#### Objective
Reproduce every record below exactly as it appears.

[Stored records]
━━━━━━━━━━━━━━━━

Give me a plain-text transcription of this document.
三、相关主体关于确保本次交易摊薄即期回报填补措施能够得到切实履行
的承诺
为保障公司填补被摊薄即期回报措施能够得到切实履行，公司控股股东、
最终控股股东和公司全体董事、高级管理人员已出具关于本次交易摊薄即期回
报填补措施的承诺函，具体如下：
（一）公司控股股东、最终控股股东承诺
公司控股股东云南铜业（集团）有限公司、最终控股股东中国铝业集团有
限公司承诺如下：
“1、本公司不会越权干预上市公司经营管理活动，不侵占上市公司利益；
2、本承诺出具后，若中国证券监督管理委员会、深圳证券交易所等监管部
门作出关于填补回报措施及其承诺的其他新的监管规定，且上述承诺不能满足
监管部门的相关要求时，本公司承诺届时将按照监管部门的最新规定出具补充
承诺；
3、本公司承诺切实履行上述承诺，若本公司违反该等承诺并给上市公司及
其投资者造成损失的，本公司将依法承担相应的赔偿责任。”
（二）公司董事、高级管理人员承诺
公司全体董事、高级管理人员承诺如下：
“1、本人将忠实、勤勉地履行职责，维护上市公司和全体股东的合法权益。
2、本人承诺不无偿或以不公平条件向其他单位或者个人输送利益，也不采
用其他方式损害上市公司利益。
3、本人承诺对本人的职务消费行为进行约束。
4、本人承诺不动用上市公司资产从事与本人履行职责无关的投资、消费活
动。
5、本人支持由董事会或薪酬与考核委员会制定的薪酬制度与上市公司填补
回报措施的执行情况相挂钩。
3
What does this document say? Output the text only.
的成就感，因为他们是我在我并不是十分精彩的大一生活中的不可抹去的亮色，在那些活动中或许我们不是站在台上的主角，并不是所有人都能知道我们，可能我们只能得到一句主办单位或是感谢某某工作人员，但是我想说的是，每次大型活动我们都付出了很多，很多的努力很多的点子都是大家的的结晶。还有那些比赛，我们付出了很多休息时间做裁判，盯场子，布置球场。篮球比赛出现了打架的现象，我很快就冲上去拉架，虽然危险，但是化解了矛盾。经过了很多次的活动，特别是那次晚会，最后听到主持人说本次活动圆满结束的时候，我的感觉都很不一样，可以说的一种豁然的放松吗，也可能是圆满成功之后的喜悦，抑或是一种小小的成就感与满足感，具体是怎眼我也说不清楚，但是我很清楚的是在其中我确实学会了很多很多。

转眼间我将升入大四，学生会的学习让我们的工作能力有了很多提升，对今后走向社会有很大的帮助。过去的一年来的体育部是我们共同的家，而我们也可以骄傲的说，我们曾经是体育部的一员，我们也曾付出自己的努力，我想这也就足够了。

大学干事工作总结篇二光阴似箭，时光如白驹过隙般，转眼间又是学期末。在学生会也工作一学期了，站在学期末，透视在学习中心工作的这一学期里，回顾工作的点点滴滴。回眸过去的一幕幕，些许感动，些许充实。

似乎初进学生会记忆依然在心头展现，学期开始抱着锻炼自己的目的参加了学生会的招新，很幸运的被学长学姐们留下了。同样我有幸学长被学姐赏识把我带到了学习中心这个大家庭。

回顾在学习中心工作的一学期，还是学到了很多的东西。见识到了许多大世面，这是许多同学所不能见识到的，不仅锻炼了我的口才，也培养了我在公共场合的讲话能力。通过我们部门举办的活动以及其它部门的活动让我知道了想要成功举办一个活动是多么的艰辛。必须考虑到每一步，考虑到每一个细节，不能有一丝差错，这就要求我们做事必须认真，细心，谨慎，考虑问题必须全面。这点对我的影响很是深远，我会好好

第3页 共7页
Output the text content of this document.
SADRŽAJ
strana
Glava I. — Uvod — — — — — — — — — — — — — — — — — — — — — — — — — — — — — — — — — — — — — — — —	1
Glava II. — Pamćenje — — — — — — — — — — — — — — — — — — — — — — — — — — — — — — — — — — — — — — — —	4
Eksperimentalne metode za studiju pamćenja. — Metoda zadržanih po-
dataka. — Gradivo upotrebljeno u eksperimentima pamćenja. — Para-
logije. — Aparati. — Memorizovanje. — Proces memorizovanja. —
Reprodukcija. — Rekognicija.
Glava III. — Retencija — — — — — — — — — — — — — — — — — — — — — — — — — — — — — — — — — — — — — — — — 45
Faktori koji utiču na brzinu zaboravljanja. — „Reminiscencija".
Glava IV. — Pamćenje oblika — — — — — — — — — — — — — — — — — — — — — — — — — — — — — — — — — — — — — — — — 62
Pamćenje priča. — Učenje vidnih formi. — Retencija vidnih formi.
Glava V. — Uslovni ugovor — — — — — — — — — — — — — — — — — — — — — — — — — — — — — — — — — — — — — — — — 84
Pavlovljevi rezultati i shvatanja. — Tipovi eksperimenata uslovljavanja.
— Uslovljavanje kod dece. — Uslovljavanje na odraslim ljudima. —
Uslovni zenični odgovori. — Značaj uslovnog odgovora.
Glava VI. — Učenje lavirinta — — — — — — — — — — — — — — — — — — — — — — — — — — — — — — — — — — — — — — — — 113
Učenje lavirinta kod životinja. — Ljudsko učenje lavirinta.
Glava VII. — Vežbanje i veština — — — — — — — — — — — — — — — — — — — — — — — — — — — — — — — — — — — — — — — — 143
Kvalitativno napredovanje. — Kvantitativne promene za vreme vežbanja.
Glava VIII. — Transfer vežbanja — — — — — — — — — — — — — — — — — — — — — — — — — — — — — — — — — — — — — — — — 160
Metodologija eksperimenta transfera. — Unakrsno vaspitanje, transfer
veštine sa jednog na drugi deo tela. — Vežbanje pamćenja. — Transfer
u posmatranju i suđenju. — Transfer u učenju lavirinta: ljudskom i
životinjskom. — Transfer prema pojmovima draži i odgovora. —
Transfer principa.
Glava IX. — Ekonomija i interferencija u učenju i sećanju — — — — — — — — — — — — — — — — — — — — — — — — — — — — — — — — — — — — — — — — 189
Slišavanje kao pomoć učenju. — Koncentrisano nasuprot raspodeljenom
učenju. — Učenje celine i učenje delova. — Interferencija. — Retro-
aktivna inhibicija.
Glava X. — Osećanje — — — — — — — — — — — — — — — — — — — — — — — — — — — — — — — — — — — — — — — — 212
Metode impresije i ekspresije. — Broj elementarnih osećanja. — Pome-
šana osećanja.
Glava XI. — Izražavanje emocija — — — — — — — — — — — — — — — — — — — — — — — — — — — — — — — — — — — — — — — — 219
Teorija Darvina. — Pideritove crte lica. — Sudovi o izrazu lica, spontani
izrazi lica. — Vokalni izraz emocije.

━━━━━━━━━━━━━━━━

#### Answer to the exercise
Give me a plain-text transcription of this document.
三、相关主体关于确保本次交易摊薄即期回报填补措施能够得到切实履行
的承诺
为保障公司填补被摊薄即期回报措施能够得到切实履行，公司控股股东、
最终控股股东和公司全体董事、高级管理人员已出具关于本次交易摊薄即期回
报填补措施的承诺函，具体如下：
（一）公司控股股东、最终控股股东承诺
公司控股股东云南铜业（集团）有限公司、最终控股股东中国铝业集团有
限公司承诺如下：
“1、本公司不会越权干预上市公司经营管理活动，不侵占上市公司利益；
2、本承诺出具后，若中国证券监督管理委员会、深圳证券交易所等监管部
门作出关于填补回报措施及其承诺的其他新的监管规定，且上述承诺不能满足
监管部门的相关要求时，本公司承诺届时将按照监管部门的最新规定出具补充
承诺；
3、本公司承诺切实履行上述承诺，若本公司违反该等承诺并给上市公司及
其投资者造成损失的，本公司将依法承担相应的赔偿责任。”
（二）公司董事、高级管理人员承诺
公司全体董事、高级管理人员承诺如下：
“1、本人将忠实、勤勉地履行职责，维护上市公司和全体股东的合法权益。
2、本人承诺不无偿或以不公平条件向其他单位或者个人输送利益，也不采
用其他方式损害上市公司利益。
3、本人承诺对本人的职务消费行为进行约束。
4、本人承诺不动用上市公司资产从事与本人履行职责无关的投资、消费活
动。
5、本人支持由董事会或薪酬与考核委员会制定的薪酬制度与上市公司填补
回报措施的执行情况相挂钩。
3
What does this document say? Output the text only.
的成就感，因为他们是我在我并不是十分精彩的大一生活中的不可抹去的亮色，在那些活动中或许我们不是站在台上的主角，并不是所有人都能知道我们，可能我们只能得到一句主办单位或是感谢某某工作人员，但是我想说的是，每次大型活动我们都付出了很多，很多的努力很多的点子都是大家的的结晶。还有那些比赛，我们付出了很多休息时间做裁判，盯场子，布置球场。篮球比赛出现了打架的现象，我很快就冲上去拉架，虽然危险，但是化解了矛盾。经过了很多次的活动，特别是那次晚会，最后听到主持人说本次活动圆满结束的时候，我的感觉都很不一样，可以说的一种豁然的放松吗，也可能是圆满成功之后的喜悦，抑或是一种小小的成就感与满足感，具体是怎眼我也说不清楚，但是我很清楚的是在其中我确实学会了很多很多。

转眼间我将升入大四，学生会的学习让我们的工作能力有了很多提升，对今后走向社会有很大的帮助。过去的一年来的体育部是我们共同的家，而我们也可以骄傲的说，我们曾经是体育部的一员，我们也曾付出自己的努力，我想这也就足够了。

大学干事工作总结篇二光阴似箭，时光如白驹过隙般，转眼间又是学期末。在学生会也工作一学期了，站在学期末，透视在学习中心工作的这一学期里，回顾工作的点点滴滴。回眸过去的一幕幕，些许感动，些许充实。

似乎初进学生会记忆依然在心头展现，学期开始抱着锻炼自己的目的参加了学生会的招新，很幸运的被学长学姐们留下了。同样我有幸学长被学姐赏识把我带到了学习中心这个大家庭。

回顾在学习中心工作的一学期，还是学到了很多的东西。见识到了许多大世面，这是许多同学所不能见识到的，不仅锻炼了我的口才，也培养了我在公共场合的讲话能力。通过我们部门举办的活动以及其它部门的活动让我知道了想要成功举办一个活动是多么的艰辛。必须考虑到每一步，考虑到每一个细节，不能有一丝差错，这就要求我们做事必须认真，细心，谨慎，考虑问题必须全面。这点对我的影响很是深远，我会好好

第3页 共7页
Output the text content of this document.
SADRŽAJ
strana
Glava I. — Uvod — — — — — — — — — — — — — — — — — — — — — — — — — — — — — — — — — — — — — — — —	1
Glava II. — Pamćenje — — — — — — — — — — — — — — — — — — — — — — — — — — — — — — — — — — — — — — — —	4
Eksperimentalne metode za studiju pamćenja. — Metoda zadržanih po-
dataka. — Gradivo upotrebljeno u eksperimentima pamćenja. — Para-
logije. — Aparati. — Memorizovanje. — Proces memorizovanja. —
Reprodukcija. — Rekognicija.
Glava III. — Retencija — — — — — — — — — — — — — — — — — — — — — — — — — — — — — — — — — — — — — — — — 45
Faktori koji utiču na brzinu zaboravljanja. — „Reminiscencija".
Glava IV. — Pamćenje oblika — — — — — — — — — — — — — — — — — — — — — — — — — — — — — — — — — — — — — — — — 62
Pamćenje priča. — Učenje vidnih formi. — Retencija vidnih formi.
Glava V. — Uslovni ugovor — — — — — — — — — — — — — — — — — — — — — — — — — — — — — — — — — — — — — — — — 84
Pavlovljevi rezultati i shvatanja. — Tipovi eksperimenata uslovljavanja.
— Uslovljavanje kod dece. — Uslovljavanje na odraslim ljudima. —
Uslovni zenični odgovori. — Značaj uslovnog odgovora.
Glava VI. — Učenje lavirinta — — — — — — — — — — — — — — — — — — — — — — — — — — — — — — — — — — — — — — — — 113
Učenje lavirinta kod životinja. — Ljudsko učenje lavirinta.
Glava VII. — Vežbanje i veština — — — — — — — — — — — — — — — — — — — — — — — — — — — — — — — — — — — — — — — — 143
Kvalitativno napredovanje. — Kvantitativne promene za vreme vežbanja.
Glava VIII. — Transfer vežbanja — — — — — — — — — — — — — — — — — — — — — — — — — — — — — — — — — — — — — — — — 160
Metodologija eksperimenta transfera. — Unakrsno vaspitanje, transfer
veštine sa jednog na drugi deo tela. — Vežbanje pamćenja. — Transfer
u posmatranju i suđenju. — Transfer u učenju lavirinta: ljudskom i
životinjskom. — Transfer prema pojmovima draži i odgovora. —
Transfer principa.
Glava IX. — Ekonomija i interferencija u učenju i sećanju — — — — — — — — — — — — — — — — — — — — — — — — — — — — — — — — — — — — — — — — 189
Slišavanje kao pomoć učenju. — Koncentrisano nasuprot raspodeljenom
učenju. — Učenje celine i učenje delova. — Interferencija. — Retro-
aktivna inhibicija.
Glava X. — Osećanje — — — — — — — — — — — — — — — — — — — — — — — — — — — — — — — — — — — — — — — — 212
Metode impresije i ekspresije. — Broj elementarnih osećanja. — Pome-
šana osećanja.
Glava XI. — Izražavanje emocija — — — — — — — — — — — — — — — — — — — — — — — — — — — — — — — — — — — — — — — — 219
Teorija Darvina. — Pideritove crte lica. — Sudovi o izrazu lica, spontani
izrazi lica. — Vokalni izraz emocije.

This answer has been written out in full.